ROWS:
begin

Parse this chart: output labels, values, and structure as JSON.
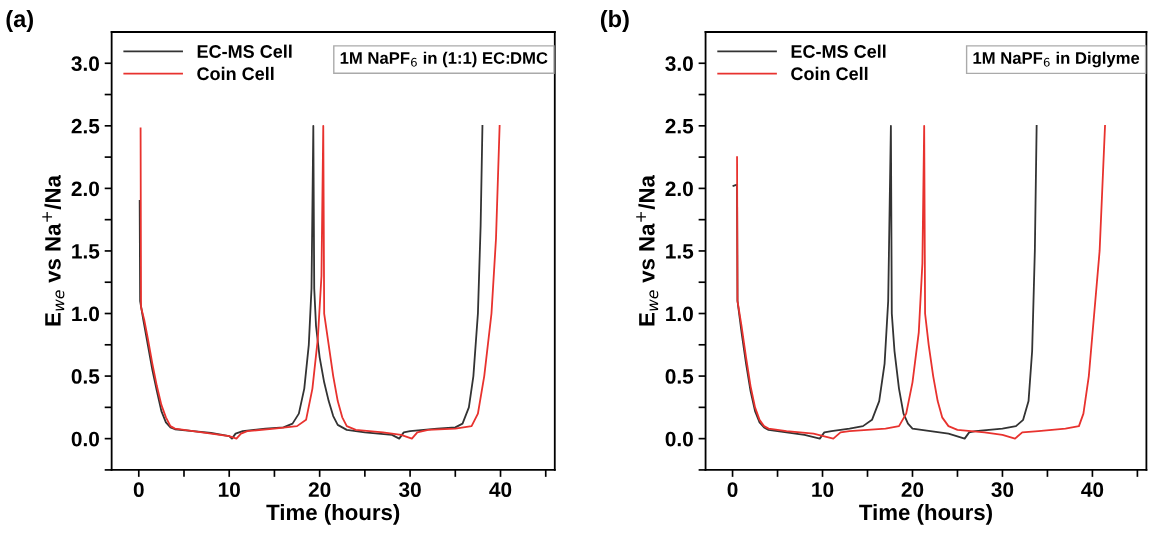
{
  "chart_data": [
    {
      "type": "line",
      "title": "(a)",
      "xlabel": "Time (hours)",
      "ylabel": "E$_{we}$ vs Na$^{+}$/Na",
      "annotations": [
        "1M NaPF$_{6}$ in (1:1) EC:DMC"
      ],
      "legend": "top left",
      "grid": false,
      "marker": "none",
      "line_style": "solid",
      "xlim": [
        -3,
        46
      ],
      "ylim": [
        -0.25,
        3.25
      ],
      "xticks": [
        0,
        {
          "value": 5,
          "label": null
        },
        10,
        {
          "value": 15,
          "label": null
        },
        20,
        {
          "value": 25,
          "label": null
        },
        30,
        {
          "value": 35,
          "label": null
        },
        40,
        {
          "value": 45,
          "label": null
        }
      ],
      "yticks": [
        {
          "value": -0.25,
          "label": null
        },
        {
          "value": 0,
          "label": "0.0"
        },
        {
          "value": 0.25,
          "label": null
        },
        0.5,
        {
          "value": 0.75,
          "label": null
        },
        {
          "value": 1,
          "label": "1.0"
        },
        {
          "value": 1.25,
          "label": null
        },
        1.5,
        {
          "value": 1.75,
          "label": null
        },
        {
          "value": 2,
          "label": "2.0"
        },
        {
          "value": 2.25,
          "label": null
        },
        2.5,
        {
          "value": 2.75,
          "label": null
        },
        {
          "value": 3,
          "label": "3.0"
        }
      ],
      "series": [
        {
          "name": "EC-MS Cell",
          "color": "#333333",
          "x": [
            0.1,
            0.15,
            0.5,
            1,
            1.5,
            2,
            2.5,
            3,
            3.5,
            4,
            6,
            8,
            10,
            10.3,
            10.7,
            11.5,
            14,
            16,
            17,
            17.7,
            18.3,
            18.8,
            19.1,
            19.3,
            19.4,
            19.6,
            20,
            20.5,
            21,
            21.5,
            22,
            23,
            25,
            28,
            28.8,
            29.3,
            30,
            33,
            35,
            35.8,
            36.5,
            37,
            37.5,
            37.8,
            38
          ],
          "values": [
            1.9,
            1.1,
            0.95,
            0.75,
            0.55,
            0.38,
            0.22,
            0.13,
            0.09,
            0.075,
            0.06,
            0.045,
            0.02,
            0.0,
            0.04,
            0.06,
            0.08,
            0.09,
            0.12,
            0.2,
            0.4,
            0.75,
            1.2,
            2.5,
            1.2,
            0.9,
            0.65,
            0.45,
            0.3,
            0.18,
            0.11,
            0.07,
            0.05,
            0.03,
            0.0,
            0.05,
            0.06,
            0.08,
            0.09,
            0.12,
            0.25,
            0.5,
            1.0,
            1.7,
            2.5
          ]
        },
        {
          "name": "Coin Cell",
          "color": "#e8322e",
          "x": [
            0.2,
            0.25,
            0.6,
            1,
            1.5,
            2,
            2.5,
            3,
            3.5,
            4,
            6,
            8,
            10,
            10.8,
            11.3,
            12,
            15,
            17.5,
            18.5,
            19.2,
            19.8,
            20.2,
            20.4,
            20.5,
            21,
            21.5,
            22,
            22.5,
            23,
            24,
            27,
            29,
            30.2,
            30.8,
            32,
            35,
            36.8,
            37.5,
            38.2,
            39,
            39.5,
            39.9
          ],
          "values": [
            2.48,
            1.05,
            0.95,
            0.8,
            0.6,
            0.42,
            0.27,
            0.17,
            0.1,
            0.08,
            0.06,
            0.04,
            0.02,
            0.0,
            0.04,
            0.06,
            0.08,
            0.1,
            0.15,
            0.4,
            0.8,
            1.3,
            2.5,
            1.0,
            0.75,
            0.5,
            0.3,
            0.17,
            0.1,
            0.07,
            0.05,
            0.03,
            0.0,
            0.05,
            0.07,
            0.08,
            0.1,
            0.2,
            0.5,
            1.0,
            1.6,
            2.5
          ]
        }
      ]
    },
    {
      "type": "line",
      "title": "(b)",
      "xlabel": "Time (hours)",
      "ylabel": "E$_{we}$ vs Na$^{+}$/Na",
      "annotations": [
        "1M NaPF$_{6}$ in Diglyme"
      ],
      "legend": "top left",
      "grid": false,
      "marker": "none",
      "line_style": "solid",
      "xlim": [
        -3,
        46
      ],
      "ylim": [
        -0.25,
        3.25
      ],
      "xticks": [
        0,
        {
          "value": 5,
          "label": null
        },
        10,
        {
          "value": 15,
          "label": null
        },
        20,
        {
          "value": 25,
          "label": null
        },
        30,
        {
          "value": 35,
          "label": null
        },
        40,
        {
          "value": 45,
          "label": null
        }
      ],
      "yticks": [
        {
          "value": -0.25,
          "label": null
        },
        {
          "value": 0,
          "label": "0.0"
        },
        {
          "value": 0.25,
          "label": null
        },
        0.5,
        {
          "value": 0.75,
          "label": null
        },
        {
          "value": 1,
          "label": "1.0"
        },
        {
          "value": 1.25,
          "label": null
        },
        1.5,
        {
          "value": 1.75,
          "label": null
        },
        {
          "value": 2,
          "label": "2.0"
        },
        {
          "value": 2.25,
          "label": null
        },
        2.5,
        {
          "value": 2.75,
          "label": null
        },
        {
          "value": 3,
          "label": "3.0"
        }
      ],
      "series": [
        {
          "name": "EC-MS Cell",
          "color": "#333333",
          "x": [
            0.1,
            0.5,
            0.55,
            1,
            1.5,
            2,
            2.5,
            3,
            3.5,
            4,
            6,
            8,
            9.7,
            10.2,
            11,
            13,
            14.5,
            15.5,
            16.3,
            16.9,
            17.3,
            17.6,
            17.7,
            18,
            18.5,
            19,
            19.5,
            20,
            22,
            24,
            25.8,
            26.3,
            27,
            30,
            31.5,
            32.3,
            32.9,
            33.3,
            33.6,
            33.8
          ],
          "values": [
            2.02,
            2.03,
            1.1,
            0.85,
            0.6,
            0.38,
            0.22,
            0.13,
            0.09,
            0.07,
            0.05,
            0.03,
            0.0,
            0.05,
            0.06,
            0.08,
            0.1,
            0.15,
            0.3,
            0.6,
            1.1,
            2.5,
            1.0,
            0.7,
            0.4,
            0.2,
            0.12,
            0.08,
            0.06,
            0.04,
            0.0,
            0.05,
            0.06,
            0.08,
            0.1,
            0.15,
            0.3,
            0.7,
            1.5,
            2.5
          ]
        },
        {
          "name": "Coin Cell",
          "color": "#e8322e",
          "x": [
            0.5,
            0.55,
            1,
            1.5,
            2,
            2.5,
            3,
            3.5,
            4,
            6,
            9,
            11.2,
            12,
            13,
            17,
            18.5,
            19.3,
            20,
            20.7,
            21.1,
            21.3,
            21.4,
            21.8,
            22.3,
            22.8,
            23.3,
            24,
            25,
            28,
            30,
            31.4,
            32.2,
            34,
            37,
            38.5,
            39,
            39.6,
            40.2,
            40.8,
            41.4
          ],
          "values": [
            2.25,
            1.1,
            0.9,
            0.65,
            0.42,
            0.25,
            0.15,
            0.1,
            0.08,
            0.06,
            0.04,
            0.0,
            0.05,
            0.06,
            0.08,
            0.1,
            0.2,
            0.45,
            0.85,
            1.4,
            2.5,
            1.0,
            0.75,
            0.5,
            0.3,
            0.17,
            0.1,
            0.07,
            0.05,
            0.03,
            0.0,
            0.05,
            0.06,
            0.08,
            0.1,
            0.2,
            0.5,
            1.0,
            1.5,
            2.5
          ]
        }
      ]
    }
  ]
}
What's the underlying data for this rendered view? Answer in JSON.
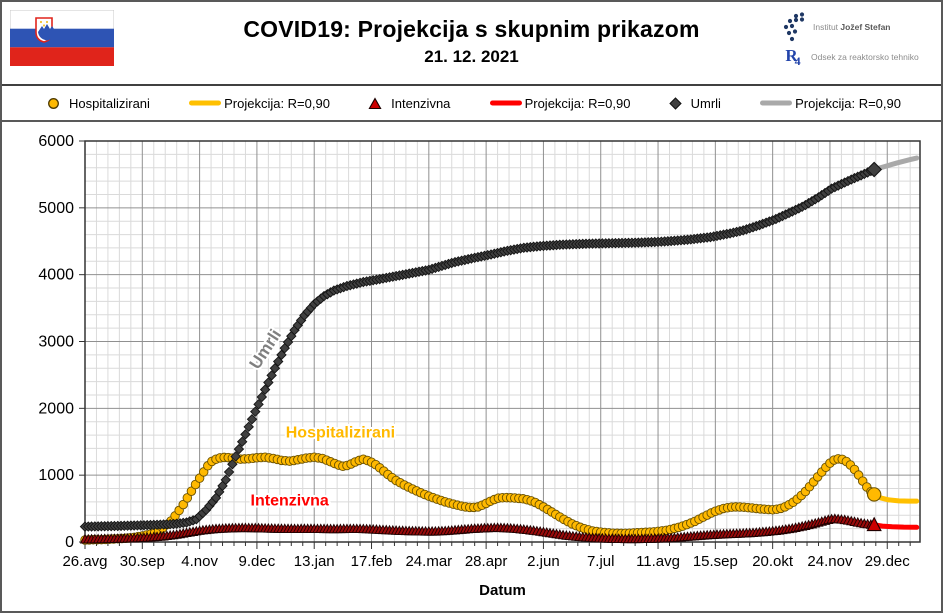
{
  "header": {
    "title": "COVID19: Projekcija s skupnim prikazom",
    "date": "21. 12. 2021",
    "org1_light": "Institut",
    "org1_bold": "Jožef Stefan",
    "org2_mark": "R",
    "org2_mark_sub": "4",
    "org2_text": "Odsek za reaktorsko tehniko"
  },
  "colors": {
    "hosp": "#FFB900",
    "hosp_stroke": "#6b5200",
    "hosp_proj": "#FFC000",
    "icu": "#9a0b0b",
    "icu_stroke": "#200000",
    "icu_bright": "#CC0000",
    "icu_proj": "#FF0000",
    "deaths": "#404040",
    "deaths_stroke": "#141414",
    "deaths_proj": "#A9A9A9",
    "grid_minor": "#DADADA",
    "grid_major": "#909090",
    "axis": "#333333",
    "label_umrli": "#808080",
    "label_hosp": "#FFB900",
    "label_icu": "#FF0000",
    "flag_blue": "#2E54B4",
    "flag_red": "#E0241B",
    "logo_blue": "#1F3864"
  },
  "legend": {
    "items": [
      {
        "marker": "circle",
        "label": "Hospitalizirani"
      },
      {
        "marker": "line",
        "label": "Projekcija: R=0,90"
      },
      {
        "marker": "triangle",
        "label": "Intenzivna"
      },
      {
        "marker": "line",
        "label": "Projekcija: R=0,90"
      },
      {
        "marker": "diamond",
        "label": "Umrli"
      },
      {
        "marker": "line",
        "label": "Projekcija: R=0,90"
      }
    ]
  },
  "chart_data": {
    "type": "line",
    "xlabel": "Datum",
    "x_tick_labels": [
      "26.avg",
      "30.sep",
      "4.nov",
      "9.dec",
      "13.jan",
      "17.feb",
      "24.mar",
      "28.apr",
      "2.jun",
      "7.jul",
      "11.avg",
      "15.sep",
      "20.okt",
      "24.nov",
      "29.dec"
    ],
    "x_major_step_days": 35,
    "x_minor_step_days": 7,
    "x_domain_days": [
      0,
      510
    ],
    "y_tick_labels": [
      "0",
      "1000",
      "2000",
      "3000",
      "4000",
      "5000",
      "6000"
    ],
    "ylim": [
      0,
      6000
    ],
    "y_minor_step": 200,
    "y_major_step": 1000,
    "grid": true,
    "series": [
      {
        "name": "Hospitalizirani",
        "marker": "circle",
        "color_key": "hosp",
        "stroke_key": "hosp_stroke",
        "marker_step_days": 2.5,
        "points": [
          [
            0,
            30
          ],
          [
            10,
            36
          ],
          [
            20,
            48
          ],
          [
            28,
            62
          ],
          [
            35,
            90
          ],
          [
            42,
            130
          ],
          [
            47,
            200
          ],
          [
            52,
            300
          ],
          [
            56,
            420
          ],
          [
            60,
            560
          ],
          [
            64,
            720
          ],
          [
            68,
            880
          ],
          [
            72,
            1030
          ],
          [
            75,
            1140
          ],
          [
            78,
            1220
          ],
          [
            82,
            1258
          ],
          [
            86,
            1268
          ],
          [
            90,
            1255
          ],
          [
            95,
            1240
          ],
          [
            100,
            1246
          ],
          [
            105,
            1260
          ],
          [
            110,
            1268
          ],
          [
            115,
            1250
          ],
          [
            120,
            1222
          ],
          [
            125,
            1210
          ],
          [
            130,
            1230
          ],
          [
            135,
            1255
          ],
          [
            140,
            1268
          ],
          [
            145,
            1250
          ],
          [
            150,
            1200
          ],
          [
            155,
            1150
          ],
          [
            158,
            1130
          ],
          [
            162,
            1160
          ],
          [
            166,
            1210
          ],
          [
            170,
            1238
          ],
          [
            174,
            1208
          ],
          [
            178,
            1150
          ],
          [
            182,
            1070
          ],
          [
            186,
            990
          ],
          [
            190,
            920
          ],
          [
            196,
            840
          ],
          [
            202,
            770
          ],
          [
            208,
            705
          ],
          [
            214,
            650
          ],
          [
            220,
            600
          ],
          [
            226,
            560
          ],
          [
            231,
            530
          ],
          [
            236,
            515
          ],
          [
            240,
            525
          ],
          [
            244,
            565
          ],
          [
            248,
            615
          ],
          [
            252,
            655
          ],
          [
            256,
            665
          ],
          [
            262,
            660
          ],
          [
            268,
            645
          ],
          [
            274,
            605
          ],
          [
            280,
            525
          ],
          [
            286,
            435
          ],
          [
            292,
            345
          ],
          [
            298,
            265
          ],
          [
            304,
            205
          ],
          [
            310,
            165
          ],
          [
            316,
            145
          ],
          [
            322,
            132
          ],
          [
            328,
            128
          ],
          [
            334,
            133
          ],
          [
            340,
            142
          ],
          [
            348,
            152
          ],
          [
            356,
            178
          ],
          [
            364,
            228
          ],
          [
            372,
            302
          ],
          [
            378,
            378
          ],
          [
            384,
            452
          ],
          [
            390,
            502
          ],
          [
            396,
            526
          ],
          [
            402,
            522
          ],
          [
            408,
            507
          ],
          [
            414,
            492
          ],
          [
            420,
            483
          ],
          [
            424,
            495
          ],
          [
            428,
            530
          ],
          [
            432,
            585
          ],
          [
            436,
            660
          ],
          [
            440,
            755
          ],
          [
            444,
            870
          ],
          [
            448,
            990
          ],
          [
            452,
            1105
          ],
          [
            455,
            1180
          ],
          [
            458,
            1235
          ],
          [
            461,
            1248
          ],
          [
            464,
            1225
          ],
          [
            467,
            1165
          ],
          [
            470,
            1085
          ],
          [
            473,
            985
          ],
          [
            476,
            875
          ],
          [
            478,
            805
          ],
          [
            480,
            752
          ],
          [
            482,
            712
          ]
        ]
      },
      {
        "name": "Umrli",
        "marker": "diamond",
        "color_key": "deaths",
        "stroke_key": "deaths_stroke",
        "marker_step_days": 2,
        "points": [
          [
            0,
            230
          ],
          [
            20,
            240
          ],
          [
            35,
            250
          ],
          [
            45,
            258
          ],
          [
            55,
            270
          ],
          [
            62,
            292
          ],
          [
            68,
            340
          ],
          [
            74,
            480
          ],
          [
            80,
            660
          ],
          [
            86,
            930
          ],
          [
            92,
            1280
          ],
          [
            98,
            1610
          ],
          [
            104,
            1950
          ],
          [
            110,
            2280
          ],
          [
            116,
            2600
          ],
          [
            122,
            2900
          ],
          [
            128,
            3170
          ],
          [
            134,
            3390
          ],
          [
            140,
            3560
          ],
          [
            146,
            3680
          ],
          [
            152,
            3762
          ],
          [
            160,
            3830
          ],
          [
            170,
            3890
          ],
          [
            182,
            3942
          ],
          [
            195,
            4002
          ],
          [
            210,
            4072
          ],
          [
            225,
            4182
          ],
          [
            236,
            4242
          ],
          [
            248,
            4302
          ],
          [
            258,
            4357
          ],
          [
            268,
            4402
          ],
          [
            278,
            4427
          ],
          [
            290,
            4447
          ],
          [
            305,
            4462
          ],
          [
            320,
            4470
          ],
          [
            335,
            4477
          ],
          [
            350,
            4490
          ],
          [
            360,
            4507
          ],
          [
            370,
            4527
          ],
          [
            382,
            4562
          ],
          [
            394,
            4617
          ],
          [
            402,
            4662
          ],
          [
            412,
            4742
          ],
          [
            421,
            4822
          ],
          [
            430,
            4922
          ],
          [
            439,
            5027
          ],
          [
            448,
            5157
          ],
          [
            456,
            5287
          ],
          [
            463,
            5367
          ],
          [
            469,
            5434
          ],
          [
            476,
            5507
          ],
          [
            482,
            5574
          ]
        ]
      },
      {
        "name": "Intenzivna",
        "marker": "triangle",
        "color_key": "icu",
        "stroke_key": "icu_stroke",
        "marker_step_days": 2,
        "points": [
          [
            0,
            40
          ],
          [
            14,
            46
          ],
          [
            28,
            55
          ],
          [
            38,
            65
          ],
          [
            48,
            85
          ],
          [
            56,
            110
          ],
          [
            64,
            145
          ],
          [
            72,
            175
          ],
          [
            80,
            195
          ],
          [
            88,
            205
          ],
          [
            96,
            210
          ],
          [
            104,
            208
          ],
          [
            112,
            202
          ],
          [
            120,
            198
          ],
          [
            128,
            196
          ],
          [
            136,
            197
          ],
          [
            144,
            196
          ],
          [
            152,
            193
          ],
          [
            160,
            196
          ],
          [
            168,
            196
          ],
          [
            176,
            188
          ],
          [
            184,
            178
          ],
          [
            192,
            168
          ],
          [
            200,
            162
          ],
          [
            208,
            158
          ],
          [
            214,
            158
          ],
          [
            220,
            164
          ],
          [
            228,
            180
          ],
          [
            236,
            196
          ],
          [
            244,
            206
          ],
          [
            252,
            212
          ],
          [
            258,
            206
          ],
          [
            264,
            196
          ],
          [
            270,
            181
          ],
          [
            278,
            156
          ],
          [
            286,
            126
          ],
          [
            294,
            96
          ],
          [
            302,
            76
          ],
          [
            310,
            61
          ],
          [
            320,
            50
          ],
          [
            330,
            45
          ],
          [
            340,
            46
          ],
          [
            350,
            52
          ],
          [
            360,
            62
          ],
          [
            370,
            82
          ],
          [
            380,
            102
          ],
          [
            390,
            116
          ],
          [
            400,
            126
          ],
          [
            408,
            136
          ],
          [
            416,
            152
          ],
          [
            424,
            172
          ],
          [
            432,
            202
          ],
          [
            440,
            242
          ],
          [
            446,
            278
          ],
          [
            452,
            318
          ],
          [
            455,
            338
          ],
          [
            458,
            346
          ],
          [
            461,
            340
          ],
          [
            465,
            326
          ],
          [
            470,
            302
          ],
          [
            475,
            277
          ],
          [
            480,
            260
          ],
          [
            482,
            256
          ]
        ]
      }
    ],
    "projections": [
      {
        "name": "Projekcija: R=0,90",
        "for": "Hospitalizirani",
        "color_key": "hosp_proj",
        "points": [
          [
            482,
            712
          ],
          [
            486,
            660
          ],
          [
            491,
            630
          ],
          [
            497,
            616
          ],
          [
            503,
            612
          ],
          [
            508,
            612
          ]
        ]
      },
      {
        "name": "Projekcija: R=0,90",
        "for": "Umrli",
        "color_key": "deaths_proj",
        "points": [
          [
            482,
            5574
          ],
          [
            488,
            5615
          ],
          [
            496,
            5672
          ],
          [
            504,
            5722
          ],
          [
            508,
            5745
          ]
        ]
      },
      {
        "name": "Projekcija: R=0,90",
        "for": "Intenzivna",
        "color_key": "icu_proj",
        "points": [
          [
            482,
            256
          ],
          [
            487,
            238
          ],
          [
            493,
            228
          ],
          [
            500,
            222
          ],
          [
            508,
            220
          ]
        ]
      }
    ],
    "annotations": [
      {
        "text": "Umrli",
        "day": 113,
        "value": 2840,
        "rotate": -57,
        "color_key": "label_umrli",
        "size": 17
      },
      {
        "text": "Hospitalizirani",
        "day": 156,
        "value": 1560,
        "rotate": 0,
        "color_key": "label_hosp",
        "size": 16
      },
      {
        "text": "Intenzivna",
        "day": 125,
        "value": 545,
        "rotate": 0,
        "color_key": "label_icu",
        "size": 16
      }
    ]
  }
}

end

Read through the data and copy every line where "JSON" shows up.

WRITTEN RESPONSE:
Parse this chart: output labels, values, and structure as JSON.
What's the underlying data for this rendered view? Answer in JSON.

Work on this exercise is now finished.